[Opening SUPPLIED RECORDS section]
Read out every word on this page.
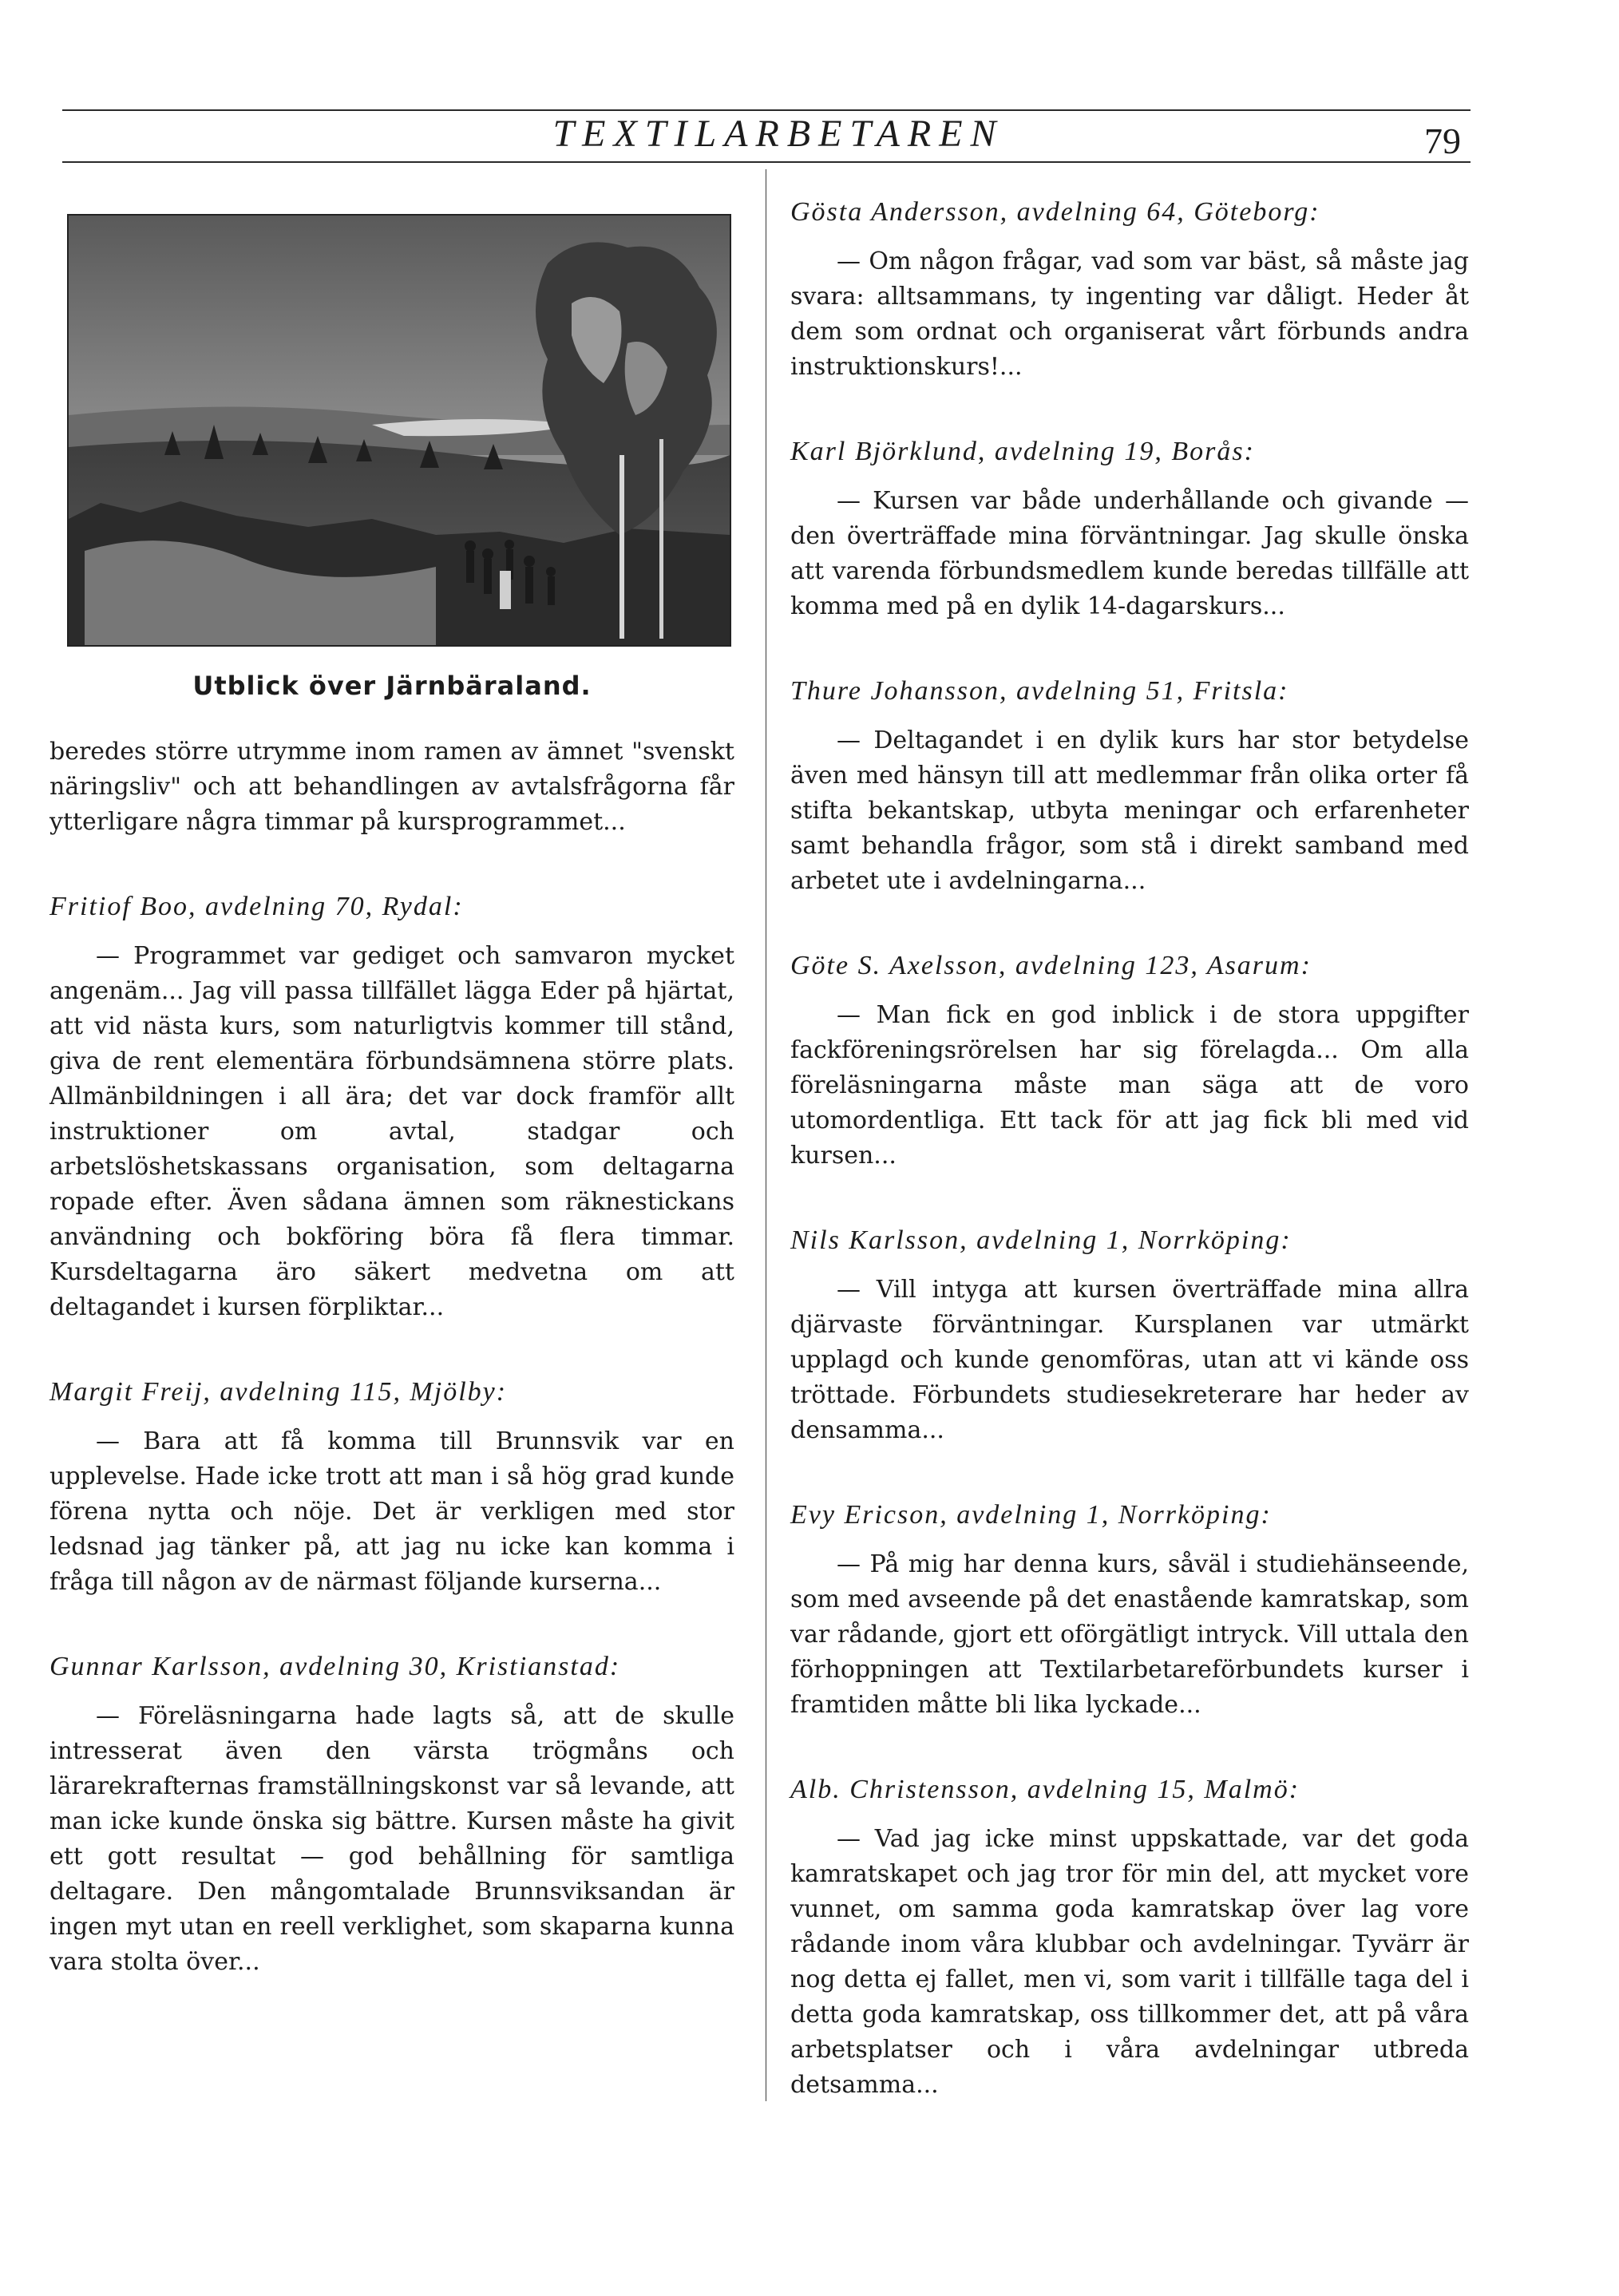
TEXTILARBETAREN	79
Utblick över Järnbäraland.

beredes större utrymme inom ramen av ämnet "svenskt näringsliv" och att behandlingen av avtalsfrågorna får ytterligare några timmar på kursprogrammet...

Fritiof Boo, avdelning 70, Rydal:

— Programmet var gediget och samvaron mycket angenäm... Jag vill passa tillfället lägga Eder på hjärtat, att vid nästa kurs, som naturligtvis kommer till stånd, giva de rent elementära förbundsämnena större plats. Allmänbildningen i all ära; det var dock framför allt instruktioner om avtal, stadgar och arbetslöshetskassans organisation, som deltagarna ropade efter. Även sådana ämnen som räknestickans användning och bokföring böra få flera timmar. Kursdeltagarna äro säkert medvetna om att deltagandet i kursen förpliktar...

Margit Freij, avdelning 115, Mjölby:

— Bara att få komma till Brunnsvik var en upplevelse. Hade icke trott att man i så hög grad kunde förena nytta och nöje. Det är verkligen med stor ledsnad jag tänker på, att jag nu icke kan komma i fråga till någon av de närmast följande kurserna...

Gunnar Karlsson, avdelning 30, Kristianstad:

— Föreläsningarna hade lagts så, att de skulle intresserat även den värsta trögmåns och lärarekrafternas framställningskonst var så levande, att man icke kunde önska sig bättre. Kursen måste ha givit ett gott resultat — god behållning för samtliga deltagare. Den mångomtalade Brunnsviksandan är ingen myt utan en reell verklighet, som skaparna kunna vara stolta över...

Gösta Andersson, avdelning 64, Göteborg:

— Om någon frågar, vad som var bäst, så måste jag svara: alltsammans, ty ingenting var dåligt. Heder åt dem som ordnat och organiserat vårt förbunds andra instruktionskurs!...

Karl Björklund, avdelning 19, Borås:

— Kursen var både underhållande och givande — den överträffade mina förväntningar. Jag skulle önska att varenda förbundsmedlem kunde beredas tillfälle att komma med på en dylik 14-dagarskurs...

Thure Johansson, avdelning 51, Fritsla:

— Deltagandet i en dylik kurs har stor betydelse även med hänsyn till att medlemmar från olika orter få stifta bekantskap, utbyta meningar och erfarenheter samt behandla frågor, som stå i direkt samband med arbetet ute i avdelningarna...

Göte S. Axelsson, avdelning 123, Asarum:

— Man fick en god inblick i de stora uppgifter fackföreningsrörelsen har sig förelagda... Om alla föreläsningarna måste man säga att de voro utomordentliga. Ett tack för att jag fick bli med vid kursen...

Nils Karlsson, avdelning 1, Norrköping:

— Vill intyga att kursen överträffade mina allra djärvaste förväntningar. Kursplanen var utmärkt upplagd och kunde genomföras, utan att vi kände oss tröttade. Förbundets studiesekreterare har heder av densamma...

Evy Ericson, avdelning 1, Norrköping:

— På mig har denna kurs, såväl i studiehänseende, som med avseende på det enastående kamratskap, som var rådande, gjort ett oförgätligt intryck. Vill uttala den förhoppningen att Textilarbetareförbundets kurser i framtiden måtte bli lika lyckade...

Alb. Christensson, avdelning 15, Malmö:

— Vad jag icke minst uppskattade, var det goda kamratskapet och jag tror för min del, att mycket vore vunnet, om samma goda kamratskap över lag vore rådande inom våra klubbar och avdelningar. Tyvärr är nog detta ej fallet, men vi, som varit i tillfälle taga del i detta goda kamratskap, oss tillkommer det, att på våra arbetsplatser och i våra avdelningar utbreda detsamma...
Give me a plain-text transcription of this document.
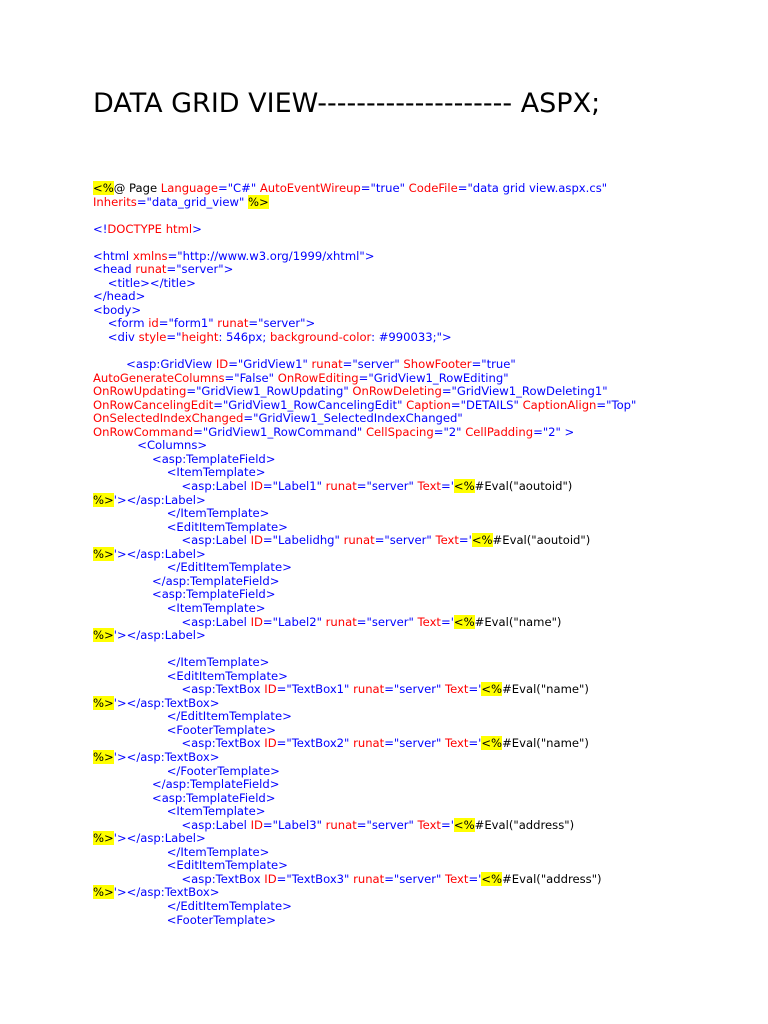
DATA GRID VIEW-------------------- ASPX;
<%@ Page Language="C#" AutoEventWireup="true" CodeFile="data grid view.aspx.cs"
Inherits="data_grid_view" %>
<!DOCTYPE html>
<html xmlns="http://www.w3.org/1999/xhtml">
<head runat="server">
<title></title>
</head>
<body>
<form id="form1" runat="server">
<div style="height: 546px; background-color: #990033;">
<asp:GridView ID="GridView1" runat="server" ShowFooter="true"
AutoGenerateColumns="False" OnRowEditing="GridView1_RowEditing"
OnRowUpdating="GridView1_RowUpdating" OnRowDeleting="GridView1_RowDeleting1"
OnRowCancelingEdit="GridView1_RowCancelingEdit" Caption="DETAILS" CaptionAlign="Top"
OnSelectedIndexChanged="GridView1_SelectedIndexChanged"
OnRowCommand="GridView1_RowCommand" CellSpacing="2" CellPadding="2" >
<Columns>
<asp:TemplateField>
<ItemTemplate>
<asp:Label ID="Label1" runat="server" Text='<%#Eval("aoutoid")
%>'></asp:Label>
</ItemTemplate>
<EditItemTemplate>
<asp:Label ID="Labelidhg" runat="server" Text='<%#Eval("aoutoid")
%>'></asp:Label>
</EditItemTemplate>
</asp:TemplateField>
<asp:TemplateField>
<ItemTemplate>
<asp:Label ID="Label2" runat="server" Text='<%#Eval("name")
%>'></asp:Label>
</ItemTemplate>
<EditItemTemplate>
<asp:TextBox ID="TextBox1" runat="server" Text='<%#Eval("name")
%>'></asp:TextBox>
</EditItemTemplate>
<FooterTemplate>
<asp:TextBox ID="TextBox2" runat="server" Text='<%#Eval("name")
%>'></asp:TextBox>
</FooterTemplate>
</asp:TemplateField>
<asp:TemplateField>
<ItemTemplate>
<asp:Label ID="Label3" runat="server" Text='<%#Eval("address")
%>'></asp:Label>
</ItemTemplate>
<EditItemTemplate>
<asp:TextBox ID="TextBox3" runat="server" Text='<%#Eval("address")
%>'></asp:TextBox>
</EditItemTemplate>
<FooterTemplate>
[Closing SUPPLIED RECORDS section]
◆ EXERCISE DESCRIPTION ◆
Would you please return all lines of the data that include the word "överträffade"?

◆ SOLUTION TO THIS EXERCISE ◆
— Kursen var både underhållande och givande — den överträffade mina förväntningar. Jag skulle önska att varenda förbundsmedlem kunde beredas tillfälle att komma med på en dylik 14-dagarskurs...
— Vill intyga att kursen överträffade mina allra djärvaste förväntningar. Kursplanen var utmärkt upplagd och kunde genomföras, utan att vi kände oss tröttade. Förbundets studiesekreterare har heder av densamma...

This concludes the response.